Given data:
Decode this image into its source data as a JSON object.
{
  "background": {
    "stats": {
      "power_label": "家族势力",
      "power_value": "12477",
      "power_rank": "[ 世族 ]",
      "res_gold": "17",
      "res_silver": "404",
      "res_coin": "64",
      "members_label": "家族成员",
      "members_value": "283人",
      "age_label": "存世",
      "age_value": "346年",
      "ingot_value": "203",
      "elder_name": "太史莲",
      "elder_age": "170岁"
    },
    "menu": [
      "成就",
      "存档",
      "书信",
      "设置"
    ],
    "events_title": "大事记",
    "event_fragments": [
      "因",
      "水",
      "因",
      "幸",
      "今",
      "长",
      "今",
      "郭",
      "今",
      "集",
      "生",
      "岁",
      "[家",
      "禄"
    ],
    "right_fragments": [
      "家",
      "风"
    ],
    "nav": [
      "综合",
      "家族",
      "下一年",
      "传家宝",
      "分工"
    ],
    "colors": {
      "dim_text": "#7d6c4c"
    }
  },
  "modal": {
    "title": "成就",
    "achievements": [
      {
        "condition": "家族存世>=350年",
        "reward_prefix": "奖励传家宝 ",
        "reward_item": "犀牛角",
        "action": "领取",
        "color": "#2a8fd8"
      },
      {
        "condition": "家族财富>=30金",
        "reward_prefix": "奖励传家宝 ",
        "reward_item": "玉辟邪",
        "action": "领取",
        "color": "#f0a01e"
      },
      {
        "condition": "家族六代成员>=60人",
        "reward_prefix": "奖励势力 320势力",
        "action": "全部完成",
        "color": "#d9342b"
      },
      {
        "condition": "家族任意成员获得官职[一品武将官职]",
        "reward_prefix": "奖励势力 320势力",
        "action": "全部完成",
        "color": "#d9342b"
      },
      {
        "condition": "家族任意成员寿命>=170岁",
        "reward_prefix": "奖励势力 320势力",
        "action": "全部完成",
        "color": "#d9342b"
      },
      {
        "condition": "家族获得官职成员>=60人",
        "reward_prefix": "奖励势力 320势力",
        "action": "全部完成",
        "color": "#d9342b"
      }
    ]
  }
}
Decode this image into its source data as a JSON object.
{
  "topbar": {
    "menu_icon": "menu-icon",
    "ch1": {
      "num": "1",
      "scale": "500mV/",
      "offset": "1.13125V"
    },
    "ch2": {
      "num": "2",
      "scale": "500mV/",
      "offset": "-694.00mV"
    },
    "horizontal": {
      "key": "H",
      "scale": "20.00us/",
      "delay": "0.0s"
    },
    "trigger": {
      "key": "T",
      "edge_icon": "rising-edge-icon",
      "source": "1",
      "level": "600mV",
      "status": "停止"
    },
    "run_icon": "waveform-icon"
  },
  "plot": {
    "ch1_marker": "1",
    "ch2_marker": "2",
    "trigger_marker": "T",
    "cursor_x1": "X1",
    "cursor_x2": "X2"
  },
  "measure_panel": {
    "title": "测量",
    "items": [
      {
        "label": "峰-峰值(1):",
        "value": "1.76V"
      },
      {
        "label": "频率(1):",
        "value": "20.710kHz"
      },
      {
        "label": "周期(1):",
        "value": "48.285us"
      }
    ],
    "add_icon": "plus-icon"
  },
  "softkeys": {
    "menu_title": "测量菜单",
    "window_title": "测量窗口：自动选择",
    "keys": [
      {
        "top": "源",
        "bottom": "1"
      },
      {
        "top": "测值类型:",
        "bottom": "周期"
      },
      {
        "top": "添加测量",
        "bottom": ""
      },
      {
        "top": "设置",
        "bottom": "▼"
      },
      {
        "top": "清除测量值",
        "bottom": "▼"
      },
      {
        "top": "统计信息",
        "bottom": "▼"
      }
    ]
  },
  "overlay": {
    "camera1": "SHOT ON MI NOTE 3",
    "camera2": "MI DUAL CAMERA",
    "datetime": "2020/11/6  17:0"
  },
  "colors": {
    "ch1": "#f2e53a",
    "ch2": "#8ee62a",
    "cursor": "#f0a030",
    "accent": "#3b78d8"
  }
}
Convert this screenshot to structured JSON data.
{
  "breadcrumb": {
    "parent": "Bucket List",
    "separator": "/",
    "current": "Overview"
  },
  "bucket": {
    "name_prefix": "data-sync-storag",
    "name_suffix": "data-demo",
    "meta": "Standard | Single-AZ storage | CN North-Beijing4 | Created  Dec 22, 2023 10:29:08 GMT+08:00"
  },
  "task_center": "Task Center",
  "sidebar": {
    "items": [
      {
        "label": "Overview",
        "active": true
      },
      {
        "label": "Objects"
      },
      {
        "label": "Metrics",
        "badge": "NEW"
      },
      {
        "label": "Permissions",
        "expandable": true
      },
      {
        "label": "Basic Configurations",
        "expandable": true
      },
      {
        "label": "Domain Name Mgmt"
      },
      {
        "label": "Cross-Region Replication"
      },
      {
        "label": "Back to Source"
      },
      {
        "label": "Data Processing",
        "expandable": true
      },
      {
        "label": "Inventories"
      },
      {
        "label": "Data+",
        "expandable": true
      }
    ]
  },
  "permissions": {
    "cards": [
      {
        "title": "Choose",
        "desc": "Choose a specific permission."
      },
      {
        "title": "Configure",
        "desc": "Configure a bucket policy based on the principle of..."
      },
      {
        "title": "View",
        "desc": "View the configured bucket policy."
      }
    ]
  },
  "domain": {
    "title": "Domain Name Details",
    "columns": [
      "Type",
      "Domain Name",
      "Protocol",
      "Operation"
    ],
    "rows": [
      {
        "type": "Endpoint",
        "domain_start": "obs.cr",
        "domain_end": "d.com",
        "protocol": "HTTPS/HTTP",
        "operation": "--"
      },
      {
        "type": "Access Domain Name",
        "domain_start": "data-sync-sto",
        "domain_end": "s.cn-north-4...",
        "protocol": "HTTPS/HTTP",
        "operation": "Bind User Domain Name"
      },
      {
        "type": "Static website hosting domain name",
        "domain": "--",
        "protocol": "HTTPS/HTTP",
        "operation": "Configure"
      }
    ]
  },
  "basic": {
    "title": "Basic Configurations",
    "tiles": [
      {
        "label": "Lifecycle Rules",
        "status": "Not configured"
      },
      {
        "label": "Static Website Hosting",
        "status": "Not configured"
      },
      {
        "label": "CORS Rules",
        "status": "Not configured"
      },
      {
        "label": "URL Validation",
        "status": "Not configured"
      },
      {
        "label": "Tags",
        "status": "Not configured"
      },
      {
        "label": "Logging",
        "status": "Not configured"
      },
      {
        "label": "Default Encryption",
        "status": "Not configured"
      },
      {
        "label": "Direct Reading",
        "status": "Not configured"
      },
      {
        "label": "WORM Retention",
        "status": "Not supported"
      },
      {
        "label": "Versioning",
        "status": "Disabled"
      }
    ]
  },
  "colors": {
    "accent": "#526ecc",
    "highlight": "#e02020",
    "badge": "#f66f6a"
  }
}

Written task:
Tell how many lines of the data include the word "icon", and nothing else.

Solution to the problem:
4